# Supplied text:
8 min readMay 30, 2025

SQ 2025 Client Project

Introduction

During the Spring 2025 cohort, our team had the pleasure of working with Solidigm on building a data extraction pipeline as a core component of their AI debugging tool. With guidance from lead engineer Ali Hashim, and invaluable support from Jasmin Vora and Charles Anyimi, we developed an automated system designed to streamline data querying and improve the efficiency of storing service ticket metadata. Our tool allows for a scalable, consistent, and accurate way to prepare Solidigm’s technical documents and service tickets for downstream AI models.

Team

Client

Solidigm is a U.S.-based global leader in NAND flash memory solutions. Formed in December 2021 following SK hynix’s acquisition of Intel’s NAND and SSD business, Solidigm is headquartered in Rancho Cordova, California, and operates as an independent subsidiary of SK hynix. Combining Intel’s innovation legacy with SK hynix’s scale, Solidigm provides a full suite of SSD products optimized for data centers, enterprises, and client systems. The company is heavily invested in advancing AI and data-centric technologies, developing solutions to meet modern computing demands.

Task

Solidigm aimed to develop an AI-powered tool to provide quick diagnostics and automated suggestions to their clients when encountering product service issues. Traditionally, identifying the root cause of such issues could consume hours of engineering time.

The new tool uses a Retrieval-Augmented Generation (RAG) architecture trained on past service tickets, solutions, and product specifications. Our task was to build the foundation of this system: a pipeline that accurately extracts, cleans, classifies, and vectorizes raw, unstructured engineering data to feed into the RAG model — completely automatically.

Timeframe

April — June 2025 | 8 weeks

Tools

Design — Figma

Development — Data-iku, LlamaIndex, JavaScript, HTML, CSS

Maintenance — Azure, GitHub, Notion, Jira

Why This Stack?

Data-iku was the existing SaaS platform used by Solidigm, and it provided a robust GUI for designing workflows, in-house AI inference capabilities, plugin customization support, and scalable data storage — making it an ideal environment to build within.

LlamaIndex and PDFPlumber were used to process and scrape metadata from unstructured PDF files, while Pandas helped efficiently clean, merge, and transform data extracted from CSVs such as JIRA tickets.

JavaScript, HTML and CSS were chosen to build customized, user-friendly plugin interfaces within Data-iku, enabling Solidigm engineers to personalize and interact with the data extraction process visually.

# Goal of the exercise:
Pick up the write-up on the Solidigm data extraction pipeline project at the point where the "Supplied text" stops, and carry it on in the same style. The material that comes next is separate from the text above.

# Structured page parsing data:

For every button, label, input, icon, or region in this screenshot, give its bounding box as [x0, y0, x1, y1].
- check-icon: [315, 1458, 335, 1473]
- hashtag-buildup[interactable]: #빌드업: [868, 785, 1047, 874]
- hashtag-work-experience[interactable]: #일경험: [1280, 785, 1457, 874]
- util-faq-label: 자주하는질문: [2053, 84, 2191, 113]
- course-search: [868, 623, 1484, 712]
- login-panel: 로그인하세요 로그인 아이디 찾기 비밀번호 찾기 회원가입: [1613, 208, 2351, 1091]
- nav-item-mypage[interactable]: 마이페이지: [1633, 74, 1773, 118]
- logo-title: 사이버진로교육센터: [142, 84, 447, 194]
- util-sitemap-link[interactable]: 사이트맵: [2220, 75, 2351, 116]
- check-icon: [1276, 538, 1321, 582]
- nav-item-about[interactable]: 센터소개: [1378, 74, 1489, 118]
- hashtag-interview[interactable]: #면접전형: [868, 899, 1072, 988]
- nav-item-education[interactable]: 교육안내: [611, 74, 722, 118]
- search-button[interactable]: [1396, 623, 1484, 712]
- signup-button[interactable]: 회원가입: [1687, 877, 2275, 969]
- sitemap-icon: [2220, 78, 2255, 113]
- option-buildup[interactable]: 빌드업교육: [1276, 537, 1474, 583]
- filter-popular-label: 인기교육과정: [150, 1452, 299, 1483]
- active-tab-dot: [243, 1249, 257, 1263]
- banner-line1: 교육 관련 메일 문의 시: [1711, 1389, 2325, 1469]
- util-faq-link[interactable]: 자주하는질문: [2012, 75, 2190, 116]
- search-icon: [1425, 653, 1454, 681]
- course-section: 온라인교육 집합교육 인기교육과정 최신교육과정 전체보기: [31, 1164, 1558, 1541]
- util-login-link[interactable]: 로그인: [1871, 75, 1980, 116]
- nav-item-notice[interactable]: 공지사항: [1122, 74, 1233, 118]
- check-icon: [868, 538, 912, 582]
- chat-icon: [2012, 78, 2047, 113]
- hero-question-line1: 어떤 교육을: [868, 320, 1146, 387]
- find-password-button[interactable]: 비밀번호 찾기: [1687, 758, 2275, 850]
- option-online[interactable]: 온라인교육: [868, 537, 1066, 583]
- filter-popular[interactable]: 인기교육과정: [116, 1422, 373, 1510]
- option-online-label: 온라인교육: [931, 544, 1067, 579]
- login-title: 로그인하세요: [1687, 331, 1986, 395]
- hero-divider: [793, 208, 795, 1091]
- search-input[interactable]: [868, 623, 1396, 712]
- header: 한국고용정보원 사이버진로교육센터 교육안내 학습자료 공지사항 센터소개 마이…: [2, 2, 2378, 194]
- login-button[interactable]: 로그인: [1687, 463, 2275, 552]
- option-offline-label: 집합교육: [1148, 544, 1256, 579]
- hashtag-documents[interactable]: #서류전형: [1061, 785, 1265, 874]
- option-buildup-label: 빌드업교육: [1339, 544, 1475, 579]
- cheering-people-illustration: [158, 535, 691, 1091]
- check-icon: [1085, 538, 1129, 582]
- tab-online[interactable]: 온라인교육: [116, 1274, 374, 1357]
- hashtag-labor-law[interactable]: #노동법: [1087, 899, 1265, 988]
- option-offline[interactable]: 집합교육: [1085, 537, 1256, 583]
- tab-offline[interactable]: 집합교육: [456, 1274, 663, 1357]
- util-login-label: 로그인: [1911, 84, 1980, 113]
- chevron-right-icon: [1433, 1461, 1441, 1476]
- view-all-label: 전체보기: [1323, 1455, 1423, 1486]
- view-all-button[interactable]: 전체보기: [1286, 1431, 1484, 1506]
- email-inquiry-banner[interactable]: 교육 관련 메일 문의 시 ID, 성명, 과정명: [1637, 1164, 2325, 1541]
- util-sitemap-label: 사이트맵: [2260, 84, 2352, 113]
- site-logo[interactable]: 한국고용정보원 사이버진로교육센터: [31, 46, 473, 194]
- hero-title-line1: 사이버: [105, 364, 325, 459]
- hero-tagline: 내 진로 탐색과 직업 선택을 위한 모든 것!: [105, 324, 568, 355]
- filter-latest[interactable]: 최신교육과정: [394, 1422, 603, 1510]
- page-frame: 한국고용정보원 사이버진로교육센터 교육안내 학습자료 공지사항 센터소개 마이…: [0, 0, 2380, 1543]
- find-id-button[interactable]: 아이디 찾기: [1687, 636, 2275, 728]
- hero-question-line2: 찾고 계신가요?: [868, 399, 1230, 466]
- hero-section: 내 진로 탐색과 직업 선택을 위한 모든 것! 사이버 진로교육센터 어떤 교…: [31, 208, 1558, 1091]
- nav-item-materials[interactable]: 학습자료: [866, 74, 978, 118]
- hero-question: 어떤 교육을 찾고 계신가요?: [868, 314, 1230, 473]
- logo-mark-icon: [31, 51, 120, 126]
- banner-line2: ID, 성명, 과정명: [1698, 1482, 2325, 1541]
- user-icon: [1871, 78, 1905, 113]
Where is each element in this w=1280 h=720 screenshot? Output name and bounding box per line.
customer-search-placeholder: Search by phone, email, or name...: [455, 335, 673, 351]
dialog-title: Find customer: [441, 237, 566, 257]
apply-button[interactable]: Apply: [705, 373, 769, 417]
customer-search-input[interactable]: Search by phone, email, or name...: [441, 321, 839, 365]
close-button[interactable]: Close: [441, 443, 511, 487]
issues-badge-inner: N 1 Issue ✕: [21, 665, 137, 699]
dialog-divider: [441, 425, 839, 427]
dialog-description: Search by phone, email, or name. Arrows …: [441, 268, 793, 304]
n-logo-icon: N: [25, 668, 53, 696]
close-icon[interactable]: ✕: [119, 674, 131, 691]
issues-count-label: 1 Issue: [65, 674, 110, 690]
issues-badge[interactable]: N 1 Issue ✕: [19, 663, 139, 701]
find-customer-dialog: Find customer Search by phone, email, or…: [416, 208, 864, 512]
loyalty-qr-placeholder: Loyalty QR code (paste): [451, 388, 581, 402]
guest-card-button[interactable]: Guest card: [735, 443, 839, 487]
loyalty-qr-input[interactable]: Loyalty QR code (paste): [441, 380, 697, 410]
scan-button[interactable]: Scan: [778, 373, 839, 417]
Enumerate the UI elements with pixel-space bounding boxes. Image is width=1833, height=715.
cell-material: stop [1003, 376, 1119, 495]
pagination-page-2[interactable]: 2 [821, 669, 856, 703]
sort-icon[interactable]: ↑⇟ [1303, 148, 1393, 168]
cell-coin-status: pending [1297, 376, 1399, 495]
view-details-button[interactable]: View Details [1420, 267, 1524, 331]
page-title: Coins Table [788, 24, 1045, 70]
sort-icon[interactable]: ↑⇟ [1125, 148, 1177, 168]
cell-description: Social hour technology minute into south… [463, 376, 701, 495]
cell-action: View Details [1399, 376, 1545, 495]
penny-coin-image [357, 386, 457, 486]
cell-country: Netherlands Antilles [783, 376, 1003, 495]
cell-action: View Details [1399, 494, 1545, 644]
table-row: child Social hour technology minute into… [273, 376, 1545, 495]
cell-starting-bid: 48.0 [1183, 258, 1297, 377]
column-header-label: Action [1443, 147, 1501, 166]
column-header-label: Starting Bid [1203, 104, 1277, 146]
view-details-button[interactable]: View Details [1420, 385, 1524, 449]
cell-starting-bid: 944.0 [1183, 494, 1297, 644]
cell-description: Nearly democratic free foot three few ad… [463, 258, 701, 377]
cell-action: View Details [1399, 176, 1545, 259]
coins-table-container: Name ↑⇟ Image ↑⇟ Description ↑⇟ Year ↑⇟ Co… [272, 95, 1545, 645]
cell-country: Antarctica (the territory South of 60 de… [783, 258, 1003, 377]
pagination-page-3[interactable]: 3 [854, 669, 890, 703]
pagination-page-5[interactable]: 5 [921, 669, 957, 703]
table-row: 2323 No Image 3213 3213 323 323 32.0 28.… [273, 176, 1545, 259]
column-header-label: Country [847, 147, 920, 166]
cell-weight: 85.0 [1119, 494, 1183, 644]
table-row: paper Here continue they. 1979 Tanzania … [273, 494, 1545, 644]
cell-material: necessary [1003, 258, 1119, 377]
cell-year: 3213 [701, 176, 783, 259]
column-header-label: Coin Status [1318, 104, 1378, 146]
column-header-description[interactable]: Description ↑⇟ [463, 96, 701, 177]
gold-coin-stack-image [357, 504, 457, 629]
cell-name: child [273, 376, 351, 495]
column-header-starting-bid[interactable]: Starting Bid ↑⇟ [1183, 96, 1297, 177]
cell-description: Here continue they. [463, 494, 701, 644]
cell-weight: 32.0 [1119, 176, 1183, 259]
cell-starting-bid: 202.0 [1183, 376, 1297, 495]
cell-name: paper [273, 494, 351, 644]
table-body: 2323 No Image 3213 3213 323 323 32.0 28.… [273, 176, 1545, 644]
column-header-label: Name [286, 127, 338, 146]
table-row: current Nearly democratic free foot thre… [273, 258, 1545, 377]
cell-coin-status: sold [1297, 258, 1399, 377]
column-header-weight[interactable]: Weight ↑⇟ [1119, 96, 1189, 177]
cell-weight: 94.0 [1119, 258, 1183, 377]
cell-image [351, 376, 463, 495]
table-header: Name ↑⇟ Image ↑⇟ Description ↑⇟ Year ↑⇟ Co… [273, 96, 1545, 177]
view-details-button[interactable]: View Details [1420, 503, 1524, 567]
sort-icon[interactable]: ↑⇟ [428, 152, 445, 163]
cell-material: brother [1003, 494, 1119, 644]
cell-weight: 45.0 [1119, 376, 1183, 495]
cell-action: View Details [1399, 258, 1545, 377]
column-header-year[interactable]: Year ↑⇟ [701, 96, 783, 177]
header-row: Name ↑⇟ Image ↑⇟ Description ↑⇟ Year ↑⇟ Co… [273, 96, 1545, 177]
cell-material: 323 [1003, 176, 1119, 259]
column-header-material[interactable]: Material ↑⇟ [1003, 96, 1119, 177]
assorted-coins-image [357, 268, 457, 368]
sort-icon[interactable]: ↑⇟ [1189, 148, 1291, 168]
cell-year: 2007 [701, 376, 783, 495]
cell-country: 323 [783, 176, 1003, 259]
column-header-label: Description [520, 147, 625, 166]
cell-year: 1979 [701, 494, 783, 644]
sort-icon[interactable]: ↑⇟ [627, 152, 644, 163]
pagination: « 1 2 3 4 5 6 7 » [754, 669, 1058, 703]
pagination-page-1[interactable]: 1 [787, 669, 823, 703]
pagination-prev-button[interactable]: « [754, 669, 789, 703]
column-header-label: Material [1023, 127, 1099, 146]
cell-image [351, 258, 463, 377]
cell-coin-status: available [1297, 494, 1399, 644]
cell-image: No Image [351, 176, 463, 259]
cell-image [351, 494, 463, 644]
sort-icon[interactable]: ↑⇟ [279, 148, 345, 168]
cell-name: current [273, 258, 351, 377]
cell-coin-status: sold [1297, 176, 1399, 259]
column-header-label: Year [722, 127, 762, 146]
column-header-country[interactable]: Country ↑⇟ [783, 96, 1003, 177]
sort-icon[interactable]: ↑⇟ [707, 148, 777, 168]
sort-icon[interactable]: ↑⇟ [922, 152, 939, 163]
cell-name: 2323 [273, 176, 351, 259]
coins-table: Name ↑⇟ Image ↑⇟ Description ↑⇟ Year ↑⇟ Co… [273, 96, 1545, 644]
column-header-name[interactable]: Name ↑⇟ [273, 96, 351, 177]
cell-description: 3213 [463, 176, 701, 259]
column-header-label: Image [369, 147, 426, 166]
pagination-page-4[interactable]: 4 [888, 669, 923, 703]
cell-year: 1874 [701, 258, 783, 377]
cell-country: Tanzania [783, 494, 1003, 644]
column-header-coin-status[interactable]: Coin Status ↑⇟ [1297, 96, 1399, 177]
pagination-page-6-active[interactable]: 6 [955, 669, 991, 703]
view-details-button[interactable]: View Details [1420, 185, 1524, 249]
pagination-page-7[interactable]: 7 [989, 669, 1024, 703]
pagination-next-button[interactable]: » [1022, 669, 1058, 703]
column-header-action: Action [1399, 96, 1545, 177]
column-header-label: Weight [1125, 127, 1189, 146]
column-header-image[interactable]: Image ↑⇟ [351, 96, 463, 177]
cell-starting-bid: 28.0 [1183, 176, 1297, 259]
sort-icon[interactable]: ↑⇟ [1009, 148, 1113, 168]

# Exercise output:
Azure was used to provision and host a secure Virtual Machine configured with a VPN, securing SSH access to Solidigm’s internal servers.

Design

Ideation

At the outset of the project, the Solidigm team was uncertain about what specific user-facing features would best support long-term maintainability and usability of the tool. This ambiguity created an opportunity for the design team to take initiative in shaping the product’s direction. Through multiple brainstorming sessions and technical scoping exercises, several concepts were proposed to enhance flexibility, control, and transparency in the extraction process.

After exploring different workflows, the team ultimately structured the plugin around two core views. The first was a settings/dashboard interface that would allow engineers to control what metadata categories are extracted and define custom keywords to improve the system’s accuracy. The second was an extraction review interface where users could browse past extractions, compare raw and processed data side-by-side, and manually correct any discrepancies. This dual-view structure balanced configurability with traceability, providing both control and oversight for long-term scalability.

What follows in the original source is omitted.